Available records:

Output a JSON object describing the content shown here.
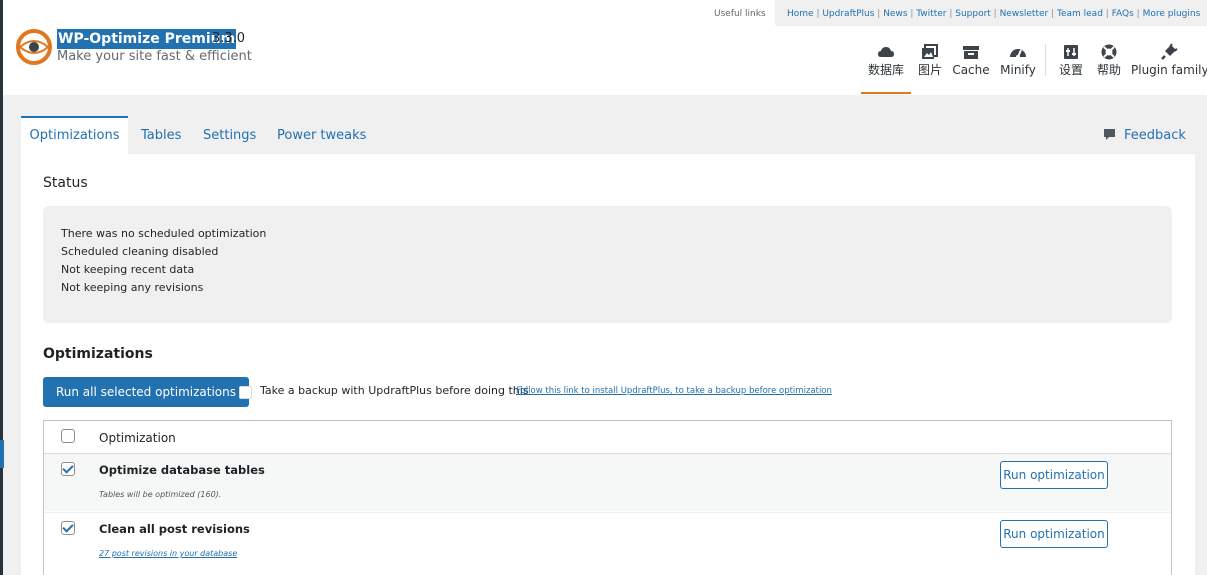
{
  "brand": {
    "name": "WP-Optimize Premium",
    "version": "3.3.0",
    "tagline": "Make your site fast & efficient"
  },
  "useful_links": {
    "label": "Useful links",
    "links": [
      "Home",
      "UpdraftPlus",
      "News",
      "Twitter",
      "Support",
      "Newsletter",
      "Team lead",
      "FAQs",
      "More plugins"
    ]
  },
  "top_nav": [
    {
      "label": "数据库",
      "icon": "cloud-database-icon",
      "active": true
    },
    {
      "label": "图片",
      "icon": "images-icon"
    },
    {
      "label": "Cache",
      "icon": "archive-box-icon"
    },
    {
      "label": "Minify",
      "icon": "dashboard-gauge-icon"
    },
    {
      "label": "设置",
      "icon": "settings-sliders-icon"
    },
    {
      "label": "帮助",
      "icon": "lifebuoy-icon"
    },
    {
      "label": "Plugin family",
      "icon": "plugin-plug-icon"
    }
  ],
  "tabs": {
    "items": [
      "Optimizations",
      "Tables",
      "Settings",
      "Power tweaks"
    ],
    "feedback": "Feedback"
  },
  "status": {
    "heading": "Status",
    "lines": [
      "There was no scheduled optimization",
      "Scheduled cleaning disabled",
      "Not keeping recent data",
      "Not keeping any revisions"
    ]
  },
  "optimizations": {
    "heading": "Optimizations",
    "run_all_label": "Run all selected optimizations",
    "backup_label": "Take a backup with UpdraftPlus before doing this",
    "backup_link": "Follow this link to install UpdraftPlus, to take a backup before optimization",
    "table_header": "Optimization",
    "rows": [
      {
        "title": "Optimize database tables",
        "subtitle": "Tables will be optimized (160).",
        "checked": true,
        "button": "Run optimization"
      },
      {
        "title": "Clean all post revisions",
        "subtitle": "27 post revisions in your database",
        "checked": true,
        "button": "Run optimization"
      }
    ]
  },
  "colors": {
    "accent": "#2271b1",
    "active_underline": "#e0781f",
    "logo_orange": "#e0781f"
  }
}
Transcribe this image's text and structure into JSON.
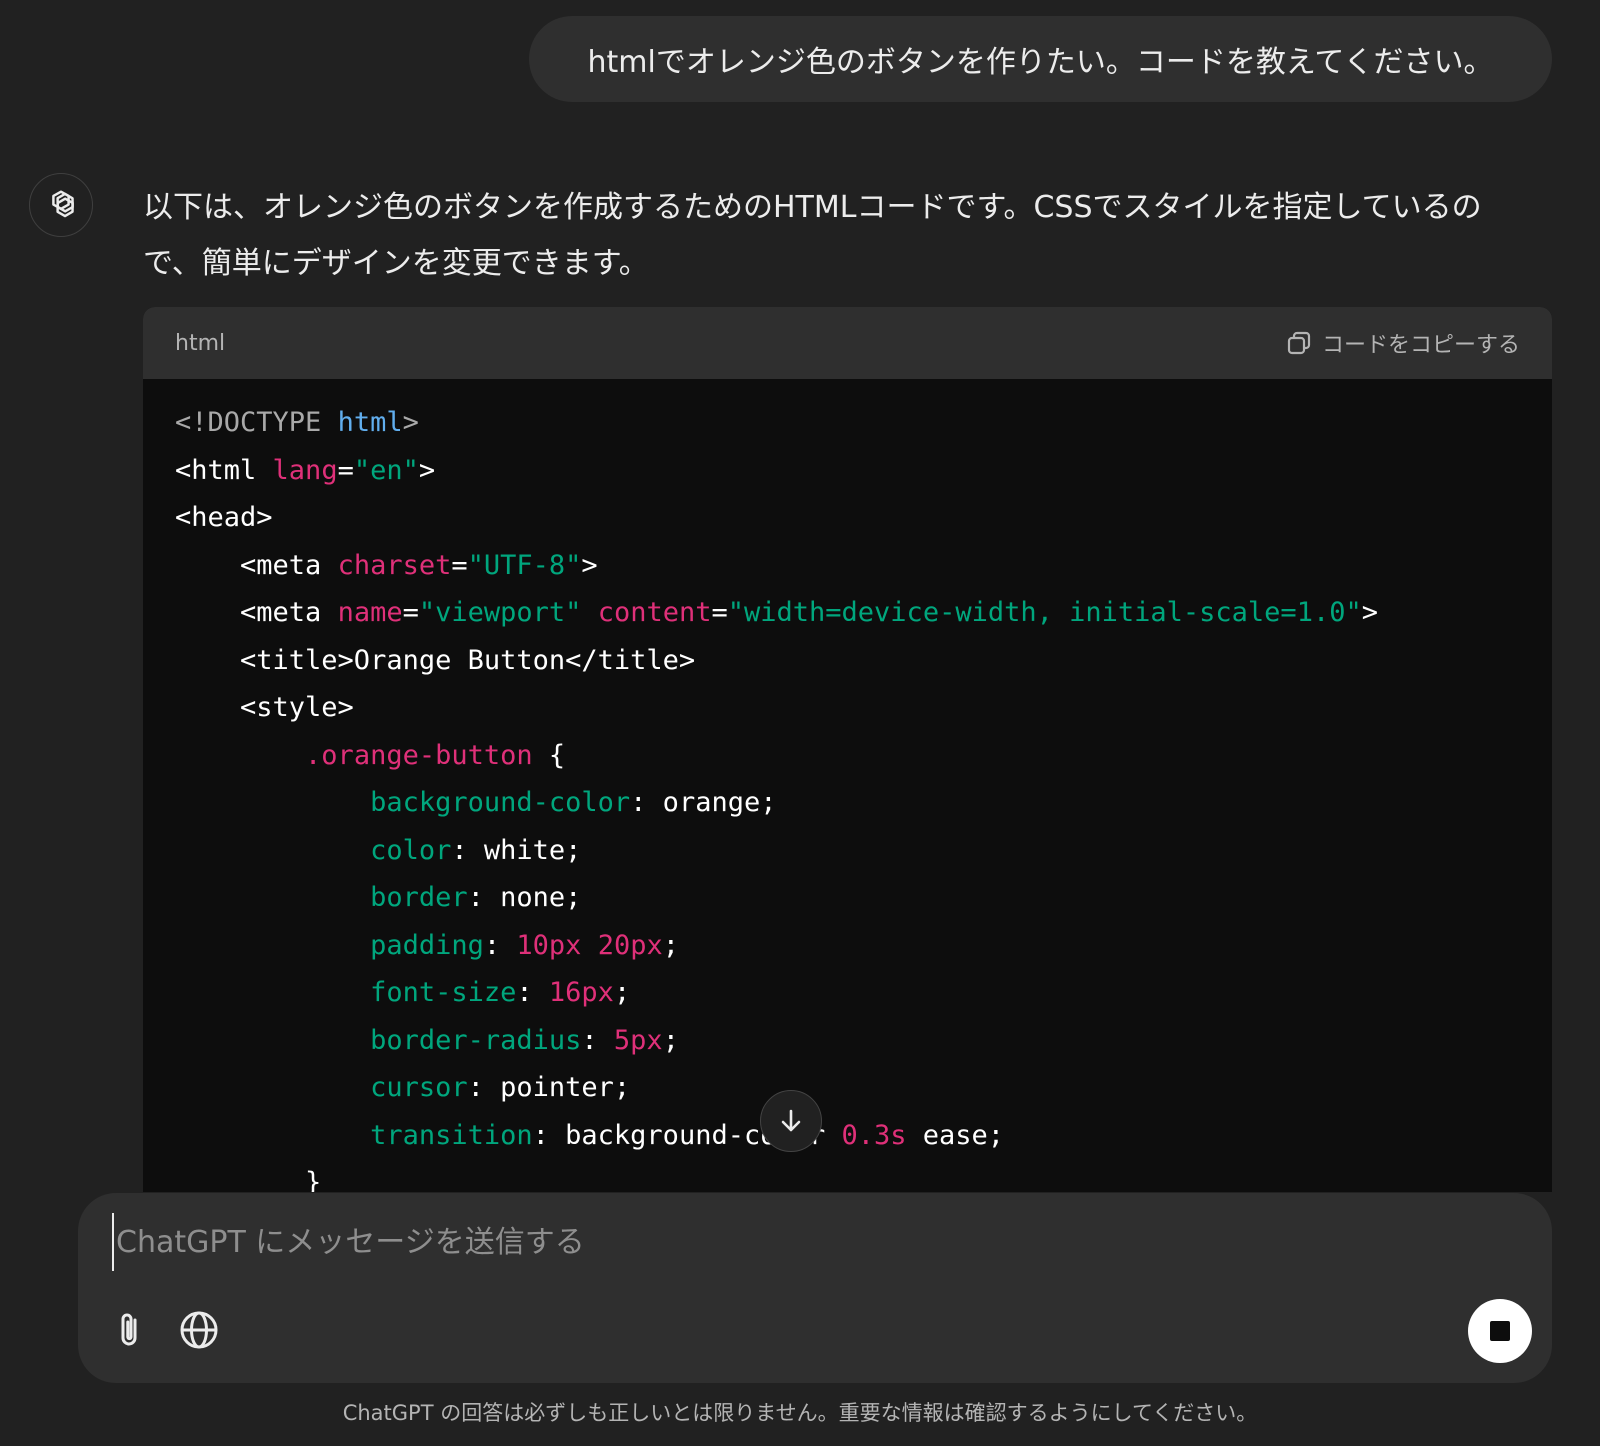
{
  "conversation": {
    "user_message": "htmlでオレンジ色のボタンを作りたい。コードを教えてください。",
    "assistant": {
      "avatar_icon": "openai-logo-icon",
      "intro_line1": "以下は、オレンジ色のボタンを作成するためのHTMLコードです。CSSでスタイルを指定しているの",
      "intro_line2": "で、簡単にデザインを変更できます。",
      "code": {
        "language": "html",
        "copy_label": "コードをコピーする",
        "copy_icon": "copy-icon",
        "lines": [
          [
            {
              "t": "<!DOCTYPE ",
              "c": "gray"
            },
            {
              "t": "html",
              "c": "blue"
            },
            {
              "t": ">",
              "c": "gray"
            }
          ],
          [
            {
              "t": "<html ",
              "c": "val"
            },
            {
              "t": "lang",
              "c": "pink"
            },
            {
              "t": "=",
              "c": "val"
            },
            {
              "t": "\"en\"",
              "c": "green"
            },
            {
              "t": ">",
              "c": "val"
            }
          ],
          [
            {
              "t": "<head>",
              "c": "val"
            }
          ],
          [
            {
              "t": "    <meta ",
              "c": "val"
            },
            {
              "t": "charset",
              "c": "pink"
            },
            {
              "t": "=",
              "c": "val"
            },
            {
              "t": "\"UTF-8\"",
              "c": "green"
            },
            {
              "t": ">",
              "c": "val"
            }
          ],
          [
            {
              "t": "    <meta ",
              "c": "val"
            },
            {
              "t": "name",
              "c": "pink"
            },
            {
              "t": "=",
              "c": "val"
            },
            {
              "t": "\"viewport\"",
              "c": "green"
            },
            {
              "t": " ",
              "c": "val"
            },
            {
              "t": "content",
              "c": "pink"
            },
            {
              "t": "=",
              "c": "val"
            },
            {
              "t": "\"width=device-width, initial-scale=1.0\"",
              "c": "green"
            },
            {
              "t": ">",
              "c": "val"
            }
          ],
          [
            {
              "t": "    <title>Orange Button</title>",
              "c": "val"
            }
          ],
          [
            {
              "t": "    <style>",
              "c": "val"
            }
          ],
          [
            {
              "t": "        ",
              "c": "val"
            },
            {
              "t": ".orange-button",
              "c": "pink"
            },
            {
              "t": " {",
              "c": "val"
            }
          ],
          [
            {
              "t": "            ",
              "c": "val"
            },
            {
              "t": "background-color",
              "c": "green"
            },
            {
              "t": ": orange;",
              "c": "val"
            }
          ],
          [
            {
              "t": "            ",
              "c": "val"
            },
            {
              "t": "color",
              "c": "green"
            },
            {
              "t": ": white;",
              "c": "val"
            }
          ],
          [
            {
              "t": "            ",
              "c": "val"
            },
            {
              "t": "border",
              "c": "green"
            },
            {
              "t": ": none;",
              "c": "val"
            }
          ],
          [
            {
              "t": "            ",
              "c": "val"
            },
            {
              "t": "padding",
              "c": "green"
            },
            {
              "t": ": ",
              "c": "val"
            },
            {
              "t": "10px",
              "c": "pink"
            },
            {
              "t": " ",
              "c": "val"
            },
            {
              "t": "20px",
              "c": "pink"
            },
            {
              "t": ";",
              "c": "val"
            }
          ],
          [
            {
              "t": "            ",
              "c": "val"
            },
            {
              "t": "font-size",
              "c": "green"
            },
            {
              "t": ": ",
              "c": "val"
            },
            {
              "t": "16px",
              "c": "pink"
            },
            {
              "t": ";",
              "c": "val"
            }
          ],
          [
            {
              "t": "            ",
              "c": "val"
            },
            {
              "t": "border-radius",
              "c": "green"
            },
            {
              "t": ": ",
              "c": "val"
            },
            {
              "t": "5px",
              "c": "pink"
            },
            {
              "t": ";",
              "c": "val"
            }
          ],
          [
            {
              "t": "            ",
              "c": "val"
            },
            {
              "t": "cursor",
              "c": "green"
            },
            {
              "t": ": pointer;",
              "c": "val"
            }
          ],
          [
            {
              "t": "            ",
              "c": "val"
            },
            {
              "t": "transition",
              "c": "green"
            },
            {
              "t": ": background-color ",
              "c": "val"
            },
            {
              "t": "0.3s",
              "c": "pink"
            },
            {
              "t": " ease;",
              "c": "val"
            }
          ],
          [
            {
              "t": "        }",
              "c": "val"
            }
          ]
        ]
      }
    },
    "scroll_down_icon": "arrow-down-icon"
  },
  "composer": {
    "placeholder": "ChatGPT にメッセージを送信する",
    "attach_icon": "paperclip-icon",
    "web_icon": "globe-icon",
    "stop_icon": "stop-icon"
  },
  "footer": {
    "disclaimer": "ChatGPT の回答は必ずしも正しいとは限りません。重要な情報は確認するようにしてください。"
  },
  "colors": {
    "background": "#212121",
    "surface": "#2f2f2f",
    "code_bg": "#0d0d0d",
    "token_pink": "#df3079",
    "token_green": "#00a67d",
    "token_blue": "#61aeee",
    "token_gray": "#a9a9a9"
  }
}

Job: In your copy of the records, include no pictures; repeat everything else exactly.

Solution to the exercise:
Output a JSON object describing the content shown here.
{
  "brand": {
    "name": "WP-Optimize Premium",
    "version": "3.3.0",
    "tagline": "Make your site fast & efficient"
  },
  "useful_links": {
    "label": "Useful links",
    "links": [
      "Home",
      "UpdraftPlus",
      "News",
      "Twitter",
      "Support",
      "Newsletter",
      "Team lead",
      "FAQs",
      "More plugins"
    ]
  },
  "top_nav": [
    {
      "label": "数据库",
      "icon": "cloud-database-icon",
      "active": true
    },
    {
      "label": "图片",
      "icon": "images-icon"
    },
    {
      "label": "Cache",
      "icon": "archive-box-icon"
    },
    {
      "label": "Minify",
      "icon": "dashboard-gauge-icon"
    },
    {
      "label": "设置",
      "icon": "settings-sliders-icon"
    },
    {
      "label": "帮助",
      "icon": "lifebuoy-icon"
    },
    {
      "label": "Plugin family",
      "icon": "plugin-plug-icon"
    }
  ],
  "tabs": {
    "items": [
      "Optimizations",
      "Tables",
      "Settings",
      "Power tweaks"
    ],
    "feedback": "Feedback"
  },
  "status": {
    "heading": "Status",
    "lines": [
      "There was no scheduled optimization",
      "Scheduled cleaning disabled",
      "Not keeping recent data",
      "Not keeping any revisions"
    ]
  },
  "optimizations": {
    "heading": "Optimizations",
    "run_all_label": "Run all selected optimizations",
    "backup_label": "Take a backup with UpdraftPlus before doing this",
    "backup_link": "Follow this link to install UpdraftPlus, to take a backup before optimization",
    "table_header": "Optimization",
    "rows": [
      {
        "title": "Optimize database tables",
        "subtitle": "Tables will be optimized (160).",
        "checked": true,
        "button": "Run optimization"
      },
      {
        "title": "Clean all post revisions",
        "subtitle": "27 post revisions in your database",
        "checked": true,
        "button": "Run optimization"
      }
    ]
  },
  "colors": {
    "accent": "#2271b1",
    "active_underline": "#e0781f",
    "logo_orange": "#e0781f"
  }
}
Transcribe this image's text and structure into JSON.
{
  "conversation": {
    "user_message": "htmlでオレンジ色のボタンを作りたい。コードを教えてください。",
    "assistant": {
      "avatar_icon": "openai-logo-icon",
      "intro_line1": "以下は、オレンジ色のボタンを作成するためのHTMLコードです。CSSでスタイルを指定しているの",
      "intro_line2": "で、簡単にデザインを変更できます。",
      "code": {
        "language": "html",
        "copy_label": "コードをコピーする",
        "copy_icon": "copy-icon",
        "lines": [
          [
            {
              "t": "<!DOCTYPE ",
              "c": "gray"
            },
            {
              "t": "html",
              "c": "blue"
            },
            {
              "t": ">",
              "c": "gray"
            }
          ],
          [
            {
              "t": "<html ",
              "c": "val"
            },
            {
              "t": "lang",
              "c": "pink"
            },
            {
              "t": "=",
              "c": "val"
            },
            {
              "t": "\"en\"",
              "c": "green"
            },
            {
              "t": ">",
              "c": "val"
            }
          ],
          [
            {
              "t": "<head>",
              "c": "val"
            }
          ],
          [
            {
              "t": "    <meta ",
              "c": "val"
            },
            {
              "t": "charset",
              "c": "pink"
            },
            {
              "t": "=",
              "c": "val"
            },
            {
              "t": "\"UTF-8\"",
              "c": "green"
            },
            {
              "t": ">",
              "c": "val"
            }
          ],
          [
            {
              "t": "    <meta ",
              "c": "val"
            },
            {
              "t": "name",
              "c": "pink"
            },
            {
              "t": "=",
              "c": "val"
            },
            {
              "t": "\"viewport\"",
              "c": "green"
            },
            {
              "t": " ",
              "c": "val"
            },
            {
              "t": "content",
              "c": "pink"
            },
            {
              "t": "=",
              "c": "val"
            },
            {
              "t": "\"width=device-width, initial-scale=1.0\"",
              "c": "green"
            },
            {
              "t": ">",
              "c": "val"
            }
          ],
          [
            {
              "t": "    <title>Orange Button</title>",
              "c": "val"
            }
          ],
          [
            {
              "t": "    <style>",
              "c": "val"
            }
          ],
          [
            {
              "t": "        ",
              "c": "val"
            },
            {
              "t": ".orange-button",
              "c": "pink"
            },
            {
              "t": " {",
              "c": "val"
            }
          ],
          [
            {
              "t": "            ",
              "c": "val"
            },
            {
              "t": "background-color",
              "c": "green"
            },
            {
              "t": ": orange;",
              "c": "val"
            }
          ],
          [
            {
              "t": "            ",
              "c": "val"
            },
            {
              "t": "color",
              "c": "green"
            },
            {
              "t": ": white;",
              "c": "val"
            }
          ],
          [
            {
              "t": "            ",
              "c": "val"
            },
            {
              "t": "border",
              "c": "green"
            },
            {
              "t": ": none;",
              "c": "val"
            }
          ],
          [
            {
              "t": "            ",
              "c": "val"
            },
            {
              "t": "padding",
              "c": "green"
            },
            {
              "t": ": ",
              "c": "val"
            },
            {
              "t": "10px",
              "c": "pink"
            },
            {
              "t": " ",
              "c": "val"
            },
            {
              "t": "20px",
              "c": "pink"
            },
            {
              "t": ";",
              "c": "val"
            }
          ],
          [
            {
              "t": "            ",
              "c": "val"
            },
            {
              "t": "font-size",
              "c": "green"
            },
            {
              "t": ": ",
              "c": "val"
            },
            {
              "t": "16px",
              "c": "pink"
            },
            {
              "t": ";",
              "c": "val"
            }
          ],
          [
            {
              "t": "            ",
              "c": "val"
            },
            {
              "t": "border-radius",
              "c": "green"
            },
            {
              "t": ": ",
              "c": "val"
            },
            {
              "t": "5px",
              "c": "pink"
            },
            {
              "t": ";",
              "c": "val"
            }
          ],
          [
            {
              "t": "            ",
              "c": "val"
            },
            {
              "t": "cursor",
              "c": "green"
            },
            {
              "t": ": pointer;",
              "c": "val"
            }
          ],
          [
            {
              "t": "            ",
              "c": "val"
            },
            {
              "t": "transition",
              "c": "green"
            },
            {
              "t": ": background-color ",
              "c": "val"
            },
            {
              "t": "0.3s",
              "c": "pink"
            },
            {
              "t": " ease;",
              "c": "val"
            }
          ],
          [
            {
              "t": "        }",
              "c": "val"
            }
          ]
        ]
      }
    },
    "scroll_down_icon": "arrow-down-icon"
  },
  "composer": {
    "placeholder": "ChatGPT にメッセージを送信する",
    "attach_icon": "paperclip-icon",
    "web_icon": "globe-icon",
    "stop_icon": "stop-icon"
  },
  "footer": {
    "disclaimer": "ChatGPT の回答は必ずしも正しいとは限りません。重要な情報は確認するようにしてください。"
  },
  "colors": {
    "background": "#212121",
    "surface": "#2f2f2f",
    "code_bg": "#0d0d0d",
    "token_pink": "#df3079",
    "token_green": "#00a67d",
    "token_blue": "#61aeee",
    "token_gray": "#a9a9a9"
  }
}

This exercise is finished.